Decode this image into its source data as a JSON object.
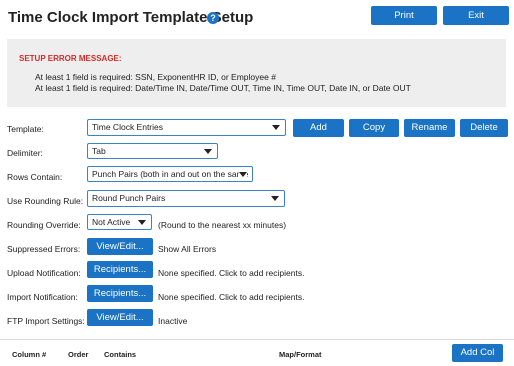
{
  "header": {
    "title": "Time Clock Import Template Setup",
    "help_glyph": "?",
    "print_label": "Print",
    "exit_label": "Exit"
  },
  "error": {
    "heading": "SETUP ERROR MESSAGE:",
    "lines": [
      "At least 1 field is required: SSN, ExponentHR ID, or Employee #",
      "At least 1 field is required: Date/Time IN, Date/Time OUT, Time IN, Time OUT, Date IN, or Date OUT"
    ]
  },
  "form": {
    "template": {
      "label": "Template:",
      "value": "Time Clock Entries"
    },
    "template_actions": {
      "add": "Add",
      "copy": "Copy",
      "rename": "Rename",
      "delete": "Delete"
    },
    "delimiter": {
      "label": "Delimiter:",
      "value": "Tab"
    },
    "rows_contain": {
      "label": "Rows Contain:",
      "value": "Punch Pairs (both in and out on the same"
    },
    "rounding_rule": {
      "label": "Use Rounding Rule:",
      "value": "Round Punch Pairs"
    },
    "rounding_override": {
      "label": "Rounding Override:",
      "value": "Not Active",
      "note": "(Round to the nearest xx minutes)"
    },
    "suppressed_errors": {
      "label": "Suppressed Errors:",
      "button": "View/Edit...",
      "note": "Show All Errors"
    },
    "upload_notification": {
      "label": "Upload Notification:",
      "button": "Recipients...",
      "note": "None specified. Click to add recipients."
    },
    "import_notification": {
      "label": "Import Notification:",
      "button": "Recipients...",
      "note": "None specified. Click to add recipients."
    },
    "ftp_import": {
      "label": "FTP Import Settings:",
      "button": "View/Edit...",
      "note": "Inactive"
    }
  },
  "table": {
    "columns": [
      "Column #",
      "Order",
      "Contains",
      "Map/Format"
    ],
    "add_col_label": "Add Col"
  },
  "colors": {
    "accent": "#1a73c4",
    "error": "#d42b2b",
    "panel": "#eeeeee"
  }
}
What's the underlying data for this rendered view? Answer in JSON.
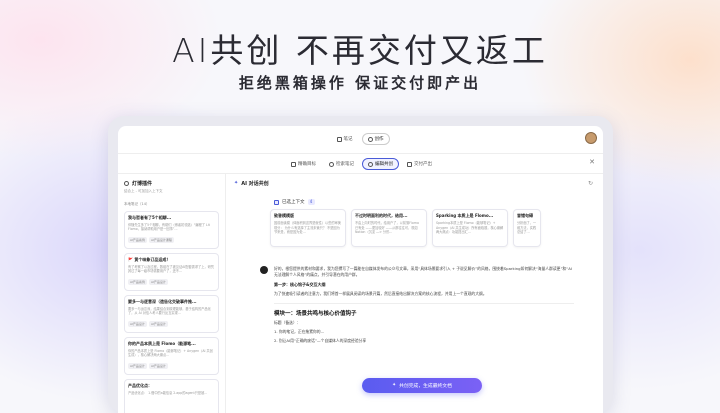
{
  "hero": {
    "title": "AI共创 不再交付又返工",
    "subtitle": "拒绝黑箱操作 保证交付即产出"
  },
  "topbar": {
    "tab_notes": "笔记",
    "tab_create": "创作"
  },
  "steps": [
    "精确目标",
    "检索笔记",
    "编辑共创",
    "交付产出"
  ],
  "sidebar": {
    "title": "灯博插件",
    "subtitle": "结合上 - 可加加入上下文",
    "section_label": "本地笔记（14）",
    "cards": [
      {
        "title": "我与哲者有了5个相聊...",
        "body": "伴随先生多了5个相聊，有助们（博者初领选）“编程了 Lit Flomo，接纳帮助用户是一回事”...",
        "tags": [
          "AI产品案例",
          "AI产品设计课程"
        ]
      },
      {
        "title": "🚩 黄个味象订品运成！",
        "body": "有了考察了以及过程，数组在了被见证AI配套需求了上，研究其过了每一级市场需要用户了，还不...",
        "tags": [
          "AI产品案例",
          "AI产品设计"
        ]
      },
      {
        "title": "要多一与逐意深（造告化交破事件推...",
        "body": "要多一与运意深，结果结合到原理能够，基于结构的产品化了，从 AI 对信人考人要行反互实现...",
        "tags": [
          "AI产品设计",
          "AI产品设计"
        ]
      },
      {
        "title": "你的产品本质上是 Flomo（能源笔...",
        "body": "你的产品本质上是 Flomo（能够笔记）+ Anygen（AI 共创生成），核心解决两大痛点...",
        "tags": [
          "AI产品设计",
          "AI产品设计"
        ]
      },
      {
        "title": "产品优化点：",
        "body": "产品优化点： 1.借中的a能信息 2.app的agent只是被...",
        "tags": []
      }
    ]
  },
  "main": {
    "header": "AI 对话共创",
    "context_label": "已选上下文",
    "context_count": "4",
    "refs": [
      {
        "title": "致答模模版",
        "body": "因前面读模（体面积到这界是就性）以些的审美现分： 为什么有选择了主流未管只？ 不是因为节来是，而是因为处..."
      },
      {
        "title": "不过时明面利的时代，给用...",
        "body": "不由上向时的时代，给用户了，以前落Flomo 已有处 ——更加较好 ——从那往往可，现如Notion（沉淀 —> 分形..."
      },
      {
        "title": "Sparking 本质上是 Flomo...",
        "body": "Sparking本质上是 Flomo（能够笔记）+ Anygen（AI 共生成功）所有面临题，核心痛解两大痛点：功能提出汇..."
      },
      {
        "title": "冒错句碍",
        "body": "分析面了，一维方法，实践总结了..."
      }
    ],
    "paragraphs": [
      "好的，根您提供的素材和要求，我为您撰写了一篇能在自媒体发布的公众号文章，采用“具体场景要求引入 + 子说见解价”的风格，围绕着Sparking如何解决“海量人群读更”和“AI无法理解个人风格”的痛点，并引导潜在的用户群。",
      "第一步：核心钩子&交互大纲",
      "为了快速吸引读者的注意力，我们将首一样展具阅读的场景开篇，然后直接结出解决方案的核心流程，并用上一个直观的大纲。"
    ],
    "module_title": "模块一：场景共鸣与核心价值钩子",
    "module_lines": [
      "标题（备选）：",
      "1. 你的笔记，正在拖累你的...",
      "2. 别让AI用“正确的废话”—个自媒体人的深度经验分享"
    ],
    "cta": "共创完成，生成最终文档"
  }
}
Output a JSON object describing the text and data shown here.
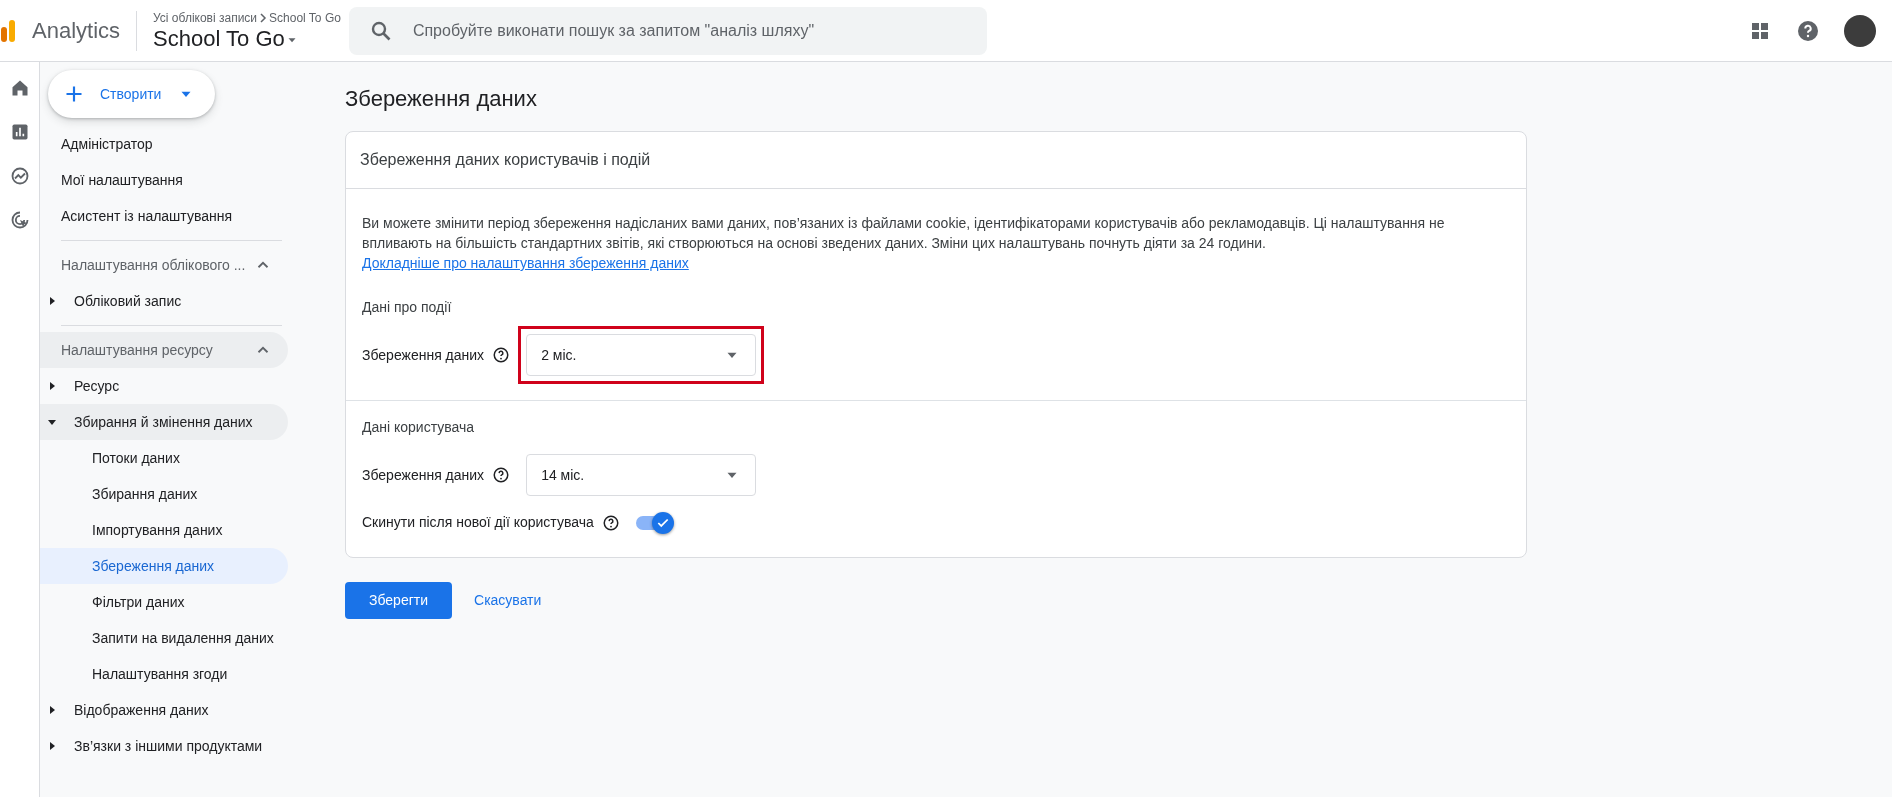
----
■ **Directions for this task**
Repeat the entries exactly and keep the pictures out of the copy.

■ **Solved problem**
Decode this image into its source data as a JSON object.
{
  "header": {
    "title": "Time Clock Import Template Setup",
    "help_glyph": "?",
    "print_label": "Print",
    "exit_label": "Exit"
  },
  "error": {
    "heading": "SETUP ERROR MESSAGE:",
    "lines": [
      "At least 1 field is required: SSN, ExponentHR ID, or Employee #",
      "At least 1 field is required: Date/Time IN, Date/Time OUT, Time IN, Time OUT, Date IN, or Date OUT"
    ]
  },
  "form": {
    "template": {
      "label": "Template:",
      "value": "Time Clock Entries"
    },
    "template_actions": {
      "add": "Add",
      "copy": "Copy",
      "rename": "Rename",
      "delete": "Delete"
    },
    "delimiter": {
      "label": "Delimiter:",
      "value": "Tab"
    },
    "rows_contain": {
      "label": "Rows Contain:",
      "value": "Punch Pairs (both in and out on the same"
    },
    "rounding_rule": {
      "label": "Use Rounding Rule:",
      "value": "Round Punch Pairs"
    },
    "rounding_override": {
      "label": "Rounding Override:",
      "value": "Not Active",
      "note": "(Round to the nearest xx minutes)"
    },
    "suppressed_errors": {
      "label": "Suppressed Errors:",
      "button": "View/Edit...",
      "note": "Show All Errors"
    },
    "upload_notification": {
      "label": "Upload Notification:",
      "button": "Recipients...",
      "note": "None specified. Click to add recipients."
    },
    "import_notification": {
      "label": "Import Notification:",
      "button": "Recipients...",
      "note": "None specified. Click to add recipients."
    },
    "ftp_import": {
      "label": "FTP Import Settings:",
      "button": "View/Edit...",
      "note": "Inactive"
    }
  },
  "table": {
    "columns": [
      "Column #",
      "Order",
      "Contains",
      "Map/Format"
    ],
    "add_col_label": "Add Col"
  },
  "colors": {
    "accent": "#1a73c4",
    "error": "#d42b2b",
    "panel": "#eeeeee"
  }
}
What's the underlying data for this rendered view? Answer in JSON.
{
  "hero": {
    "title": "AI共创 不再交付又返工",
    "subtitle": "拒绝黑箱操作 保证交付即产出"
  },
  "topbar": {
    "tab_notes": "笔记",
    "tab_create": "创作"
  },
  "steps": [
    "精确目标",
    "检索笔记",
    "编辑共创",
    "交付产出"
  ],
  "sidebar": {
    "title": "灯博插件",
    "subtitle": "结合上 - 可加加入上下文",
    "section_label": "本地笔记（14）",
    "cards": [
      {
        "title": "我与哲者有了5个相聊...",
        "body": "伴随先生多了5个相聊，有助们（博者初领选）“编程了 Lit Flomo，接纳帮助用户是一回事”...",
        "tags": [
          "AI产品案例",
          "AI产品设计课程"
        ]
      },
      {
        "title": "🚩 黄个味象订品运成！",
        "body": "有了考察了以及过程，数组在了被见证AI配套需求了上，研究其过了每一级市场需要用户了，还不...",
        "tags": [
          "AI产品案例",
          "AI产品设计"
        ]
      },
      {
        "title": "要多一与逐意深（造告化交破事件推...",
        "body": "要多一与运意深，结果结合到原理能够，基于结构的产品化了，从 AI 对信人考人要行反互实现...",
        "tags": [
          "AI产品设计",
          "AI产品设计"
        ]
      },
      {
        "title": "你的产品本质上是 Flomo（能源笔...",
        "body": "你的产品本质上是 Flomo（能够笔记）+ Anygen（AI 共创生成），核心解决两大痛点...",
        "tags": [
          "AI产品设计",
          "AI产品设计"
        ]
      },
      {
        "title": "产品优化点：",
        "body": "产品优化点： 1.借中的a能信息 2.app的agent只是被...",
        "tags": []
      }
    ]
  },
  "main": {
    "header": "AI 对话共创",
    "context_label": "已选上下文",
    "context_count": "4",
    "refs": [
      {
        "title": "致答模模版",
        "body": "因前面读模（体面积到这界是就性）以些的审美现分： 为什么有选择了主流未管只？ 不是因为节来是，而是因为处..."
      },
      {
        "title": "不过时明面利的时代，给用...",
        "body": "不由上向时的时代，给用户了，以前落Flomo 已有处 ——更加较好 ——从那往往可，现如Notion（沉淀 —> 分形..."
      },
      {
        "title": "Sparking 本质上是 Flomo...",
        "body": "Sparking本质上是 Flomo（能够笔记）+ Anygen（AI 共生成功）所有面临题，核心痛解两大痛点：功能提出汇..."
      },
      {
        "title": "冒错句碍",
        "body": "分析面了，一维方法，实践总结了..."
      }
    ],
    "paragraphs": [
      "好的，根您提供的素材和要求，我为您撰写了一篇能在自媒体发布的公众号文章，采用“具体场景要求引入 + 子说见解价”的风格，围绕着Sparking如何解决“海量人群读更”和“AI无法理解个人风格”的痛点，并引导潜在的用户群。",
      "第一步：核心钩子&交互大纲",
      "为了快速吸引读者的注意力，我们将首一样展具阅读的场景开篇，然后直接结出解决方案的核心流程，并用上一个直观的大纲。"
    ],
    "module_title": "模块一：场景共鸣与核心价值钩子",
    "module_lines": [
      "标题（备选）：",
      "1. 你的笔记，正在拖累你的...",
      "2. 别让AI用“正确的废话”—个自媒体人的深度经验分享"
    ],
    "cta": "共创完成，生成最终文档"
  }
}
Output a JSON object describing the text and data shown here.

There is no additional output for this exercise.